> [Activities]:
A) Answer these questions about the Carrie-Ann Black story, one answer to a line:
(i) What did Carrie-Ann Black want to be when little?
(ii) In what role did Carrie-Ann Black work in a men's prison?
(iii) What does the acronym RMN stand for?
B) Reproduce the portion of the Carrie-Ann Black story starting with "Story Series: Carrie-Ann" and going on through "wouldn’t be true.".

> [Excerpt provided]:
=== Begin Enclosure ===
Story Series: Carrie-Ann Black
2020 is the International Year of the Nurse and Midwife, a time to reflect on the skills, commitment and expert clinical care that nurses and midwives bring, and the impact they make on the lives of so many. Here Carrie-Ann Black talks about her nursing career.
"I wanted to start this story by saying that I always wanted to be a nurse, that I come from a long generation of nursing and it was the career I always wanted but that wouldn’t be true.
"I’m the first nurse in my family and when I was little, I wanted to be a zoologist! I naively thought that if you were a nurse you either worked in hospital (like the TV series Casualty) or at a local GP surgery. In fact, I had never thought about being a nurse until I was in my late twenties, yet training as a nurse can only be described for me as "like coming home".
"I had lost my way a bit after completing my ungraduated degree and was really conflicted between embarking on an academic career or a creative one, thinking it wasn’t possible to combine the two. Eventually I trained as a silversmith and contemporary jewellery designer and started my own business. Part of my work portfolio was providing workshops, particularly to vulnerable groups and it quickly became my favourite thing to do.
"I loved getting alongside people and providing a safe space to engage with their creativity, I saw with my own eyes the wellbeing benefits of these workshops. So, I decided I need to spend more time away from the jewellery bench and started to volunteer with a local Harm Reduction Drugs Service. I had always felt a desire to support those often seen as less deserving in society, so this was a really good fit for me.
"Fast-forward a couple of years and I’d retired my jewellery business and was working in a men's prison as a drug and alcohol support worker. Due to the stigma around mental health, I’d found myself specialising in working with those inmates who were considered to have dual diagnosis (both substance misuse and mental health difficulties).
"I loved this area of work and after a couple of years started to look at what my options were to advance in the field. I saw these incredible jobs that I wanted to apply for but couldn’t as they all had the same essential qualification which I was not familiar with and certainly didn’t have… an RMN. Having ascertained this acronym stood for Registered Mental Health Nurse, I researched further and was giddy with excitement at the breadth and depth of the role. I had to apply to train.
"As a student nurse I started to get that ‘coming home feeling’, being a mental health nurse really dovetailed my values and the way I wanted to be in the world. I felt a huge privilege and responsibility caring for people when they were at their most vulnerable. Returning to study also relit an academic fire in me. I was fascinated by some of the theoretical debates around how we conceptualise mental health and define mental health nursing. I was curious as to how policy and practice changed and the ways in which research findings were translated and implemented in practice.
=== End Enclosure ===
> [Supplied records]:
=== Begin Enclosure ===
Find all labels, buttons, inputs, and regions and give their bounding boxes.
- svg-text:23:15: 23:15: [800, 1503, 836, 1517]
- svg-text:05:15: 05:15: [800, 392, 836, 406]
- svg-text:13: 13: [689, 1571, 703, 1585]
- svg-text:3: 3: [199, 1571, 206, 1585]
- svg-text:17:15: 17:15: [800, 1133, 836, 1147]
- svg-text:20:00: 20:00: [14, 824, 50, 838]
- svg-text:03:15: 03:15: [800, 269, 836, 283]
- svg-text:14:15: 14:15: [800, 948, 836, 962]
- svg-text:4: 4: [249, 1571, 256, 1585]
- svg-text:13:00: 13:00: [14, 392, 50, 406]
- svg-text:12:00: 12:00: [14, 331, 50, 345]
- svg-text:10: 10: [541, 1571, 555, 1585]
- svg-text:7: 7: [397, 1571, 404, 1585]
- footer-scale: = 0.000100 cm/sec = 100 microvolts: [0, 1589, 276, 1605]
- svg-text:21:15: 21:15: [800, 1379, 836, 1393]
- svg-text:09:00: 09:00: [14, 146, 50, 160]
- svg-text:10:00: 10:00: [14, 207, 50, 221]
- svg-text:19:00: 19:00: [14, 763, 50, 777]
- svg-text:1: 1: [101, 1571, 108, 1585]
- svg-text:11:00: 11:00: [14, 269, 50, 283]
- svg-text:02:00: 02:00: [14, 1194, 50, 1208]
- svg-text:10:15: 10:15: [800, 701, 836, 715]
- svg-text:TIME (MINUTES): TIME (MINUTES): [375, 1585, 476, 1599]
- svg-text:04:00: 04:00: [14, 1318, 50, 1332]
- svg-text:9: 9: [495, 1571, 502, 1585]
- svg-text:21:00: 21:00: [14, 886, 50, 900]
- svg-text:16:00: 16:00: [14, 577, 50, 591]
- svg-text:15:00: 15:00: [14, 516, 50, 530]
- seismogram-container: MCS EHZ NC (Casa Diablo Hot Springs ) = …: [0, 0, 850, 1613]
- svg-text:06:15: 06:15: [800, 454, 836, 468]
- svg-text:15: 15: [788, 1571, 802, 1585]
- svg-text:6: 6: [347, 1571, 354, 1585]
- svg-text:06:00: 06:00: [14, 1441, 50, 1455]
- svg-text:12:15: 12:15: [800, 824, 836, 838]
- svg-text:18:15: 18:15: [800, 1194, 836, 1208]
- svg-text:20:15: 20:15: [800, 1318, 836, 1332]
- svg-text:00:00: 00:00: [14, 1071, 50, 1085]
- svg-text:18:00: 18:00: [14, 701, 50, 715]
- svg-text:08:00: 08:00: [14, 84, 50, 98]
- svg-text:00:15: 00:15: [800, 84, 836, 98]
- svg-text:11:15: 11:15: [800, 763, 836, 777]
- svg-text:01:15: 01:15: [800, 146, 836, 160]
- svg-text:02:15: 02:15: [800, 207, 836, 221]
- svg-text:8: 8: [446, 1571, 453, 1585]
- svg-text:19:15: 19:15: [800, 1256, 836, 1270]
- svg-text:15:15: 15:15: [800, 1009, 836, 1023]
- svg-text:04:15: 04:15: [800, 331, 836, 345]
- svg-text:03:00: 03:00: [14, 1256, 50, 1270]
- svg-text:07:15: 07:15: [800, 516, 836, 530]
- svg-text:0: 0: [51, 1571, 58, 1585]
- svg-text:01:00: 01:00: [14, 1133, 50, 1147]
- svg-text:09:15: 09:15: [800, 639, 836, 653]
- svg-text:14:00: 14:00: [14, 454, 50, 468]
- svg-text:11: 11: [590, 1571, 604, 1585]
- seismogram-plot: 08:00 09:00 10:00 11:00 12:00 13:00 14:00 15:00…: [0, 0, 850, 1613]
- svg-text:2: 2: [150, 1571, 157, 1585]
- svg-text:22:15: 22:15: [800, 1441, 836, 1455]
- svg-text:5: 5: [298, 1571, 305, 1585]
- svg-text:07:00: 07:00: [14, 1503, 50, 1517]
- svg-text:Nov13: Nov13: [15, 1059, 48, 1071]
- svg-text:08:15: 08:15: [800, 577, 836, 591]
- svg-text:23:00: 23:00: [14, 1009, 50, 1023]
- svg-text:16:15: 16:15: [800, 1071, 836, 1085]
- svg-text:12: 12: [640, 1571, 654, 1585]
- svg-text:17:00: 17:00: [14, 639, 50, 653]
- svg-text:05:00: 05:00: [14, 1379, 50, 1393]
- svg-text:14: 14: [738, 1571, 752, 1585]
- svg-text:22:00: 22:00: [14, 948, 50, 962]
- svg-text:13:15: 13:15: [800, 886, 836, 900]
=== End Enclosure ===
> [Outputs for the tasks]:
A)
(i) A zoologist
(ii) A drug and alcohol support worker
(iii) Registered Mental Health Nurse

B)
Story Series: Carrie-Ann Black
2020 is the International Year of the Nurse and Midwife, a time to reflect on the skills, commitment and expert clinical care that nurses and midwives bring, and the impact they make on the lives of so many. Here Carrie-Ann Black talks about her nursing career.
"I wanted to start this story by saying that I always wanted to be a nurse, that I come from a long generation of nursing and it was the career I always wanted but that wouldn’t be true.